(Data records)
......

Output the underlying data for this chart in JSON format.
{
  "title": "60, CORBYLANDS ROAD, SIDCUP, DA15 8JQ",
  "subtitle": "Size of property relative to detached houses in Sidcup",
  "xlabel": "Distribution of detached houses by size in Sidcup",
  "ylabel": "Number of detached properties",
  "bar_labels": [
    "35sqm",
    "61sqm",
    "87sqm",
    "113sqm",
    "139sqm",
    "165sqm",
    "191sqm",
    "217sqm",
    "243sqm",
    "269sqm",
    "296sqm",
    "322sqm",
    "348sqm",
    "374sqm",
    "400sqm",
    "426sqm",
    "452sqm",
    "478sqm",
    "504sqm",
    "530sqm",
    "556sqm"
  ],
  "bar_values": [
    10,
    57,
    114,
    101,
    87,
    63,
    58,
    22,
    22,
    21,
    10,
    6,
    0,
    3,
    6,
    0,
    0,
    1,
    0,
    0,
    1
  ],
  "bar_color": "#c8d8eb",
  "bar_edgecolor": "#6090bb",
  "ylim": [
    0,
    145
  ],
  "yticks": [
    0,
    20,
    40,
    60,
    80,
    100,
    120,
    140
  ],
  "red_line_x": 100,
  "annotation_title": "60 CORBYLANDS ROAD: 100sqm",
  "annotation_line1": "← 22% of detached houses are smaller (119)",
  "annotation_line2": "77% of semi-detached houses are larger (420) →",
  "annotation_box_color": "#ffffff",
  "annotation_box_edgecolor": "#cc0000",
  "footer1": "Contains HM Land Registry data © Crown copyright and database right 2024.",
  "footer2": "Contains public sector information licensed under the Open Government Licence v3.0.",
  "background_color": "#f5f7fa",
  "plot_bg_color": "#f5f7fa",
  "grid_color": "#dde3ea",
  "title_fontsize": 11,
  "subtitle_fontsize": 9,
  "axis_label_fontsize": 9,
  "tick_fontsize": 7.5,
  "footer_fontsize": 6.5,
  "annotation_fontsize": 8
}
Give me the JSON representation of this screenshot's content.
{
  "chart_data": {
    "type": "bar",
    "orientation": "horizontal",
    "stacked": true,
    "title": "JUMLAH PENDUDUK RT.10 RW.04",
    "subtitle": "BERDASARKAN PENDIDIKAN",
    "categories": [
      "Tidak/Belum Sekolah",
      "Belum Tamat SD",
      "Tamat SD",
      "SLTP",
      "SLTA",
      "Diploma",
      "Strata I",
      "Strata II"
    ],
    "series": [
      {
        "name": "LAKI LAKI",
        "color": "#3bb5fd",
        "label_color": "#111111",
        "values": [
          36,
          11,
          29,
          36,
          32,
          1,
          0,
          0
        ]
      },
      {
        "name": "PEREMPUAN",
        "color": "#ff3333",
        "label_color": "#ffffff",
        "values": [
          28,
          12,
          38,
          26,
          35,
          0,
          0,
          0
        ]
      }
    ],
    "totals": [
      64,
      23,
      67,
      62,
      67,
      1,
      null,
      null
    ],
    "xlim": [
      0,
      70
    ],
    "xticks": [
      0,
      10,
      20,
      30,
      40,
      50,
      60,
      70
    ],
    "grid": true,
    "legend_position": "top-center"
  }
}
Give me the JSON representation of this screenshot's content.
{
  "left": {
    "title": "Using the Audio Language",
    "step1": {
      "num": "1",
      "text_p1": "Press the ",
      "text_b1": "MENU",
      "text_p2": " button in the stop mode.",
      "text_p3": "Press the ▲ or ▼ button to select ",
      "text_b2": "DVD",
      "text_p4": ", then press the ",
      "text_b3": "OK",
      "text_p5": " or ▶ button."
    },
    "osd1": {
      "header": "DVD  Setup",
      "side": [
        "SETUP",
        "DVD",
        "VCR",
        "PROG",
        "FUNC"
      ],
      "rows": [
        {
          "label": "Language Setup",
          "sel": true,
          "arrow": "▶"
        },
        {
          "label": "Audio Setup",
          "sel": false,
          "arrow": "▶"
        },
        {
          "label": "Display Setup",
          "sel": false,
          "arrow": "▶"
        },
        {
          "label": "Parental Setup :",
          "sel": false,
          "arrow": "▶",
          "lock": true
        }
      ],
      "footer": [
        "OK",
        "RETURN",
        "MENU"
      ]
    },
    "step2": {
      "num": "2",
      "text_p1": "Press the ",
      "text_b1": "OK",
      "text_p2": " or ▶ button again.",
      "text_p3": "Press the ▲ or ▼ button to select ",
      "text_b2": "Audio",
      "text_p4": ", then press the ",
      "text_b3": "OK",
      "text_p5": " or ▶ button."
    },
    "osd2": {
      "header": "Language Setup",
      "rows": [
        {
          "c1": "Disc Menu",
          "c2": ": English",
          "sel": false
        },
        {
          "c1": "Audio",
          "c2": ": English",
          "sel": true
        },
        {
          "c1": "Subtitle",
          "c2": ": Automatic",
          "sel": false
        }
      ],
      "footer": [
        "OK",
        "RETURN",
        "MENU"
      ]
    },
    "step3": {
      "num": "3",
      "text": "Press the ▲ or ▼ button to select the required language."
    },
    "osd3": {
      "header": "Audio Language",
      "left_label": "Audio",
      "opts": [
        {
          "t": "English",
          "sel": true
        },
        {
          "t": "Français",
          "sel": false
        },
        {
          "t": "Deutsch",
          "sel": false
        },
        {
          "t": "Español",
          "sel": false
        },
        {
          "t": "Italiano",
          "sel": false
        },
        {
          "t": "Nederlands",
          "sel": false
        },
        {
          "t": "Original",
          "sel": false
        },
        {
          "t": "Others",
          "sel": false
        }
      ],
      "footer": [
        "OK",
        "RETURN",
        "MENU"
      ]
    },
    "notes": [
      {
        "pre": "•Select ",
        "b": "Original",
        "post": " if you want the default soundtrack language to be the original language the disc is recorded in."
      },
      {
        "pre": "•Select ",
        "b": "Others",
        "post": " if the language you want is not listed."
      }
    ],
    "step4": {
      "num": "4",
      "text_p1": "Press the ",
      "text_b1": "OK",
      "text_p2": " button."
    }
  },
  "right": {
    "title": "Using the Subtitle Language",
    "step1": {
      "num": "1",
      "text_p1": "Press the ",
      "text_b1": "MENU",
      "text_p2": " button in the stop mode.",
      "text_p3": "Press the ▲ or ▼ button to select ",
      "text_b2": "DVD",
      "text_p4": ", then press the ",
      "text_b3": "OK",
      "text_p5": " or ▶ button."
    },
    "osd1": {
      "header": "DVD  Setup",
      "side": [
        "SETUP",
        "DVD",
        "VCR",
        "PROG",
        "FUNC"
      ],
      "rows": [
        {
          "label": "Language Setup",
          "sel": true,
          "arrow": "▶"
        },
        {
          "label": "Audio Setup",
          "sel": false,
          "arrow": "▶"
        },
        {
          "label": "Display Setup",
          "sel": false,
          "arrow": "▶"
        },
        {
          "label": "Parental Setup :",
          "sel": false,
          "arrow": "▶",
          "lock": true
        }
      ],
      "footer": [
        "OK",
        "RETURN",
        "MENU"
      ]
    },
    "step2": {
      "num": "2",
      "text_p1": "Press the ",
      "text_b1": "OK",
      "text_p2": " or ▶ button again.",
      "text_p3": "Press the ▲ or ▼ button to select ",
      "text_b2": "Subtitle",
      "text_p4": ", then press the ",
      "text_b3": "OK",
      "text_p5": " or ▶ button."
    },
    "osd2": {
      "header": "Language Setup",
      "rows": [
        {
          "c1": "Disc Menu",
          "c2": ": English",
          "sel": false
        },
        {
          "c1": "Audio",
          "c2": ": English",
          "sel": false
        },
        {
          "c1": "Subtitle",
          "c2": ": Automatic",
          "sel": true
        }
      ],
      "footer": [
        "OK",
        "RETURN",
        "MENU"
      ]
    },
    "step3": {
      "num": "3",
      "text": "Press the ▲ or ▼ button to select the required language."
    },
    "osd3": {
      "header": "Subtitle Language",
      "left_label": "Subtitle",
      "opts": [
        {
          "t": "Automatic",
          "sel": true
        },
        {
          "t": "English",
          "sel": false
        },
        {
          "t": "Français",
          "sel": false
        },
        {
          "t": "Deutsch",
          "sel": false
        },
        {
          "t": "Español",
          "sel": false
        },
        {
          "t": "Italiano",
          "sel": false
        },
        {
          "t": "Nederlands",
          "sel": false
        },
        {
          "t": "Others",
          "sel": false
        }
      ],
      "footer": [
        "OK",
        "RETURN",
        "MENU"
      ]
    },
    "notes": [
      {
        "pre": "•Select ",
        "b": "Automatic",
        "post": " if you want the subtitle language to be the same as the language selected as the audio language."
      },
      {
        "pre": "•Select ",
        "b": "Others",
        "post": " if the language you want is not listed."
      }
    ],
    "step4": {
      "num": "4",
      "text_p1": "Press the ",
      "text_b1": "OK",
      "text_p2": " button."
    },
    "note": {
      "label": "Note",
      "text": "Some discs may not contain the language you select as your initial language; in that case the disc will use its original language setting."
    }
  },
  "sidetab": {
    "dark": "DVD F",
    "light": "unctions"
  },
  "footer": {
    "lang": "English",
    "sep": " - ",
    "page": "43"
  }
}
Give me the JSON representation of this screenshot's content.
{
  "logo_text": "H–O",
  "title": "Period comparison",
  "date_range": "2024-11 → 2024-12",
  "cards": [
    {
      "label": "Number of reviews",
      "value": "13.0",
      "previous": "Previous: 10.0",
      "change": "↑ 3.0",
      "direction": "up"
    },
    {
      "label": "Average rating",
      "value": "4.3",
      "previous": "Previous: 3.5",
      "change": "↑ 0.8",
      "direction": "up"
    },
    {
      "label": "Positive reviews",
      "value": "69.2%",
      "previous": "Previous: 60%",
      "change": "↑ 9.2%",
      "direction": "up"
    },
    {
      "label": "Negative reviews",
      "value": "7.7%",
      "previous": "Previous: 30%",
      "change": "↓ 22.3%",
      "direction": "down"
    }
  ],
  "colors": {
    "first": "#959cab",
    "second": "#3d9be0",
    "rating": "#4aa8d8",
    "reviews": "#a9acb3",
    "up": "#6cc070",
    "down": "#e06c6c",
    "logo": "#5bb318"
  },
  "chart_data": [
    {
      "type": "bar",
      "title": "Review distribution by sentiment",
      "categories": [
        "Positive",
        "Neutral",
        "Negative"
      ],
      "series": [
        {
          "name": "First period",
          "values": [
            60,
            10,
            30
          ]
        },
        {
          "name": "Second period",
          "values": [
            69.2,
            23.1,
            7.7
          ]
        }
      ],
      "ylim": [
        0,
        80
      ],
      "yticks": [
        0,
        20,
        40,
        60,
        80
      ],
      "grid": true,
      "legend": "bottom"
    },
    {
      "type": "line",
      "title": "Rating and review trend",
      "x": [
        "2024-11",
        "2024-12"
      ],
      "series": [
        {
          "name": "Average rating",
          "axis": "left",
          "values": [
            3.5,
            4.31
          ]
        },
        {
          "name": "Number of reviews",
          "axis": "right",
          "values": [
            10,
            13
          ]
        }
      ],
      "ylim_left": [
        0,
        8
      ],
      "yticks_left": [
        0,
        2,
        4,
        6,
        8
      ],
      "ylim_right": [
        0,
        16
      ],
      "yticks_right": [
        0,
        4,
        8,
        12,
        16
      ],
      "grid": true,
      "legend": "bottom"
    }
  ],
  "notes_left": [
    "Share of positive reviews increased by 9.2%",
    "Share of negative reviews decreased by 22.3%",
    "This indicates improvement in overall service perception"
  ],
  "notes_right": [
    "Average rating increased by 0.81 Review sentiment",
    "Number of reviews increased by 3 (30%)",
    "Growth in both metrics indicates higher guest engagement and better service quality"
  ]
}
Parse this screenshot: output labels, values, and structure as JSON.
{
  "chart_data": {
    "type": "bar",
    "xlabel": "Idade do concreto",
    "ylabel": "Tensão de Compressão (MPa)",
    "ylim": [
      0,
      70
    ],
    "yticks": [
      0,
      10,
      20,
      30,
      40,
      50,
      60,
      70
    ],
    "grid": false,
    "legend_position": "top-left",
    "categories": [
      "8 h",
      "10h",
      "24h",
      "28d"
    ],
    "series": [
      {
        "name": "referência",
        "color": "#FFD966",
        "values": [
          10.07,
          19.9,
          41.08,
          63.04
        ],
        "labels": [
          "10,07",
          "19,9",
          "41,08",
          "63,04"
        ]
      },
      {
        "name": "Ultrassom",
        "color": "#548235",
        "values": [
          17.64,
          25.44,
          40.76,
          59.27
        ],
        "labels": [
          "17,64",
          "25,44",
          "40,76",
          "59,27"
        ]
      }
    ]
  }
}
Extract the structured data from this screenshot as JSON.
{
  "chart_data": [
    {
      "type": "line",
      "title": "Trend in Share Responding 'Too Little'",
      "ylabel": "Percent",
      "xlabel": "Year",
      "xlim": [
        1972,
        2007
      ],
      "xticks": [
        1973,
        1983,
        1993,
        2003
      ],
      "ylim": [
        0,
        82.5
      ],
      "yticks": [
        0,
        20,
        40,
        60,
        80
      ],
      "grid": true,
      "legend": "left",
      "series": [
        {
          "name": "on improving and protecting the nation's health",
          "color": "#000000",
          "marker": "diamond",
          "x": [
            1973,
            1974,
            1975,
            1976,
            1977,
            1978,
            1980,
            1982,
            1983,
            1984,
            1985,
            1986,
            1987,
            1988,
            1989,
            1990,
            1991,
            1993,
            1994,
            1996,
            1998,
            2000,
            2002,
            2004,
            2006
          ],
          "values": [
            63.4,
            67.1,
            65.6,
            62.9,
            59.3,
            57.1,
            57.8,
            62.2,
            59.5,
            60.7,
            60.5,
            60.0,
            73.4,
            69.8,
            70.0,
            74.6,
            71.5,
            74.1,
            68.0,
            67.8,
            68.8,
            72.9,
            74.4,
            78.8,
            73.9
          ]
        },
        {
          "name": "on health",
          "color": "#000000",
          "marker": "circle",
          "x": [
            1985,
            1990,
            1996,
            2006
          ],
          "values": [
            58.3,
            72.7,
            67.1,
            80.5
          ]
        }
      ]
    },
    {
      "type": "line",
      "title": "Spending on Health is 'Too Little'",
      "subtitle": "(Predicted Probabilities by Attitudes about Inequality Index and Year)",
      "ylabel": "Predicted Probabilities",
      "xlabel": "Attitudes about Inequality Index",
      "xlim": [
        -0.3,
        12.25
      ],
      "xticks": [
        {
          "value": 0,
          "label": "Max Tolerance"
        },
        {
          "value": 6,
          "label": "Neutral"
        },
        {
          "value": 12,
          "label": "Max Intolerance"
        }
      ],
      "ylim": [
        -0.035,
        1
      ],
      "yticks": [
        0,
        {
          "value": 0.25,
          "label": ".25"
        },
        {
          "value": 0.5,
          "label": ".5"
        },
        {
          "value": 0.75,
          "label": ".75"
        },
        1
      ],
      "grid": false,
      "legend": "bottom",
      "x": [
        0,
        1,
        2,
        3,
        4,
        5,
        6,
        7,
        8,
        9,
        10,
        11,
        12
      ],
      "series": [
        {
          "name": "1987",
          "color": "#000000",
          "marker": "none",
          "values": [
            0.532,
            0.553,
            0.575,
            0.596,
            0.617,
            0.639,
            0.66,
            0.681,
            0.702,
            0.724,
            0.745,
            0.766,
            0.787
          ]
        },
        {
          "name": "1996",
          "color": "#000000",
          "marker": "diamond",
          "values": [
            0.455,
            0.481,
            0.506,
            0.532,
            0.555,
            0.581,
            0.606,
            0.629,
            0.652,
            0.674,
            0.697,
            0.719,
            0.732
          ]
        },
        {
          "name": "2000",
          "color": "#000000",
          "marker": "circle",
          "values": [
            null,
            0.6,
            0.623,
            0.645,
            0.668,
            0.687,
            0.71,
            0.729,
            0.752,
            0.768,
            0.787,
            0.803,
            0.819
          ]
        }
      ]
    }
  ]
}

......

Required task: Scan the listing above for the word "want" and copy every line that holds it.

Result for this exercise:
        "post": " if you want the default soundtrack language to be the original language the disc is recorded in."
        "post": " if the language you want is not listed."
        "post": " if you want the subtitle language to be the same as the language selected as the audio language."
        "post": " if the language you want is not listed."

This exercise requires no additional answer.